Stored entries:

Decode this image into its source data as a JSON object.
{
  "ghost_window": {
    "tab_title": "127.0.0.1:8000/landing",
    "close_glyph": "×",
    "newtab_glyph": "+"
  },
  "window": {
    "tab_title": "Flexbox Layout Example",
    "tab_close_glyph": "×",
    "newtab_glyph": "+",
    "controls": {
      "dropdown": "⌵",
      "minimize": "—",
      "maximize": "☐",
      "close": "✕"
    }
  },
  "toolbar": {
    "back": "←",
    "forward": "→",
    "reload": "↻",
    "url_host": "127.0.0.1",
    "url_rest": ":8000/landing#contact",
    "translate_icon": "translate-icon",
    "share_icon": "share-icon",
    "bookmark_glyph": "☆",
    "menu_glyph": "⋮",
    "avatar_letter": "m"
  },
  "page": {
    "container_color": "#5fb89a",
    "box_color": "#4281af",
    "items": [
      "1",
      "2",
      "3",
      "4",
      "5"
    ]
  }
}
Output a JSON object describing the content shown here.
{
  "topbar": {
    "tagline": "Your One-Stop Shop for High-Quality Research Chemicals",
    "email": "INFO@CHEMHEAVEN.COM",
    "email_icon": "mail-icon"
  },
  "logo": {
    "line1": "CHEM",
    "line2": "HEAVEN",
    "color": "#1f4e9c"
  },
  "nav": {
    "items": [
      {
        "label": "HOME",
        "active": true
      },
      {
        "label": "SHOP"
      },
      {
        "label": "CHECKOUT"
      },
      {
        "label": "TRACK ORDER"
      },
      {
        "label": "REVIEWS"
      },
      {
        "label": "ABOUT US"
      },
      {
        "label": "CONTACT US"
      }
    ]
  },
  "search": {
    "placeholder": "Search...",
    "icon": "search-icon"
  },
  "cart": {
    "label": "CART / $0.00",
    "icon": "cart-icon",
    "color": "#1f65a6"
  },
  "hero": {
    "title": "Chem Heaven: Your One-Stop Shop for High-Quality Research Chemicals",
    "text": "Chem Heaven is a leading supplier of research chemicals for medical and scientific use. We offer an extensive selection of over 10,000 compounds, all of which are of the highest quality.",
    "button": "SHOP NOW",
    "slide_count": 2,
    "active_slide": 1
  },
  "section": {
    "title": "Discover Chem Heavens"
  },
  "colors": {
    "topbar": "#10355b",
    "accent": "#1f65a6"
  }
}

> **Instructions for the task**
Above are some records. Print them all exactly.

> **Correct answer**
Decode this image into its source data as a JSON object.
{
  "ghost_window": {
    "tab_title": "127.0.0.1:8000/landing",
    "close_glyph": "×",
    "newtab_glyph": "+"
  },
  "window": {
    "tab_title": "Flexbox Layout Example",
    "tab_close_glyph": "×",
    "newtab_glyph": "+",
    "controls": {
      "dropdown": "⌵",
      "minimize": "—",
      "maximize": "☐",
      "close": "✕"
    }
  },
  "toolbar": {
    "back": "←",
    "forward": "→",
    "reload": "↻",
    "url_host": "127.0.0.1",
    "url_rest": ":8000/landing#contact",
    "translate_icon": "translate-icon",
    "share_icon": "share-icon",
    "bookmark_glyph": "☆",
    "menu_glyph": "⋮",
    "avatar_letter": "m"
  },
  "page": {
    "container_color": "#5fb89a",
    "box_color": "#4281af",
    "items": [
      "1",
      "2",
      "3",
      "4",
      "5"
    ]
  }
}
Output a JSON object describing the content shown here.
{
  "topbar": {
    "tagline": "Your One-Stop Shop for High-Quality Research Chemicals",
    "email": "INFO@CHEMHEAVEN.COM",
    "email_icon": "mail-icon"
  },
  "logo": {
    "line1": "CHEM",
    "line2": "HEAVEN",
    "color": "#1f4e9c"
  },
  "nav": {
    "items": [
      {
        "label": "HOME",
        "active": true
      },
      {
        "label": "SHOP"
      },
      {
        "label": "CHECKOUT"
      },
      {
        "label": "TRACK ORDER"
      },
      {
        "label": "REVIEWS"
      },
      {
        "label": "ABOUT US"
      },
      {
        "label": "CONTACT US"
      }
    ]
  },
  "search": {
    "placeholder": "Search...",
    "icon": "search-icon"
  },
  "cart": {
    "label": "CART / $0.00",
    "icon": "cart-icon",
    "color": "#1f65a6"
  },
  "hero": {
    "title": "Chem Heaven: Your One-Stop Shop for High-Quality Research Chemicals",
    "text": "Chem Heaven is a leading supplier of research chemicals for medical and scientific use. We offer an extensive selection of over 10,000 compounds, all of which are of the highest quality.",
    "button": "SHOP NOW",
    "slide_count": 2,
    "active_slide": 1
  },
  "section": {
    "title": "Discover Chem Heavens"
  },
  "colors": {
    "topbar": "#10355b",
    "accent": "#1f65a6"
  }
}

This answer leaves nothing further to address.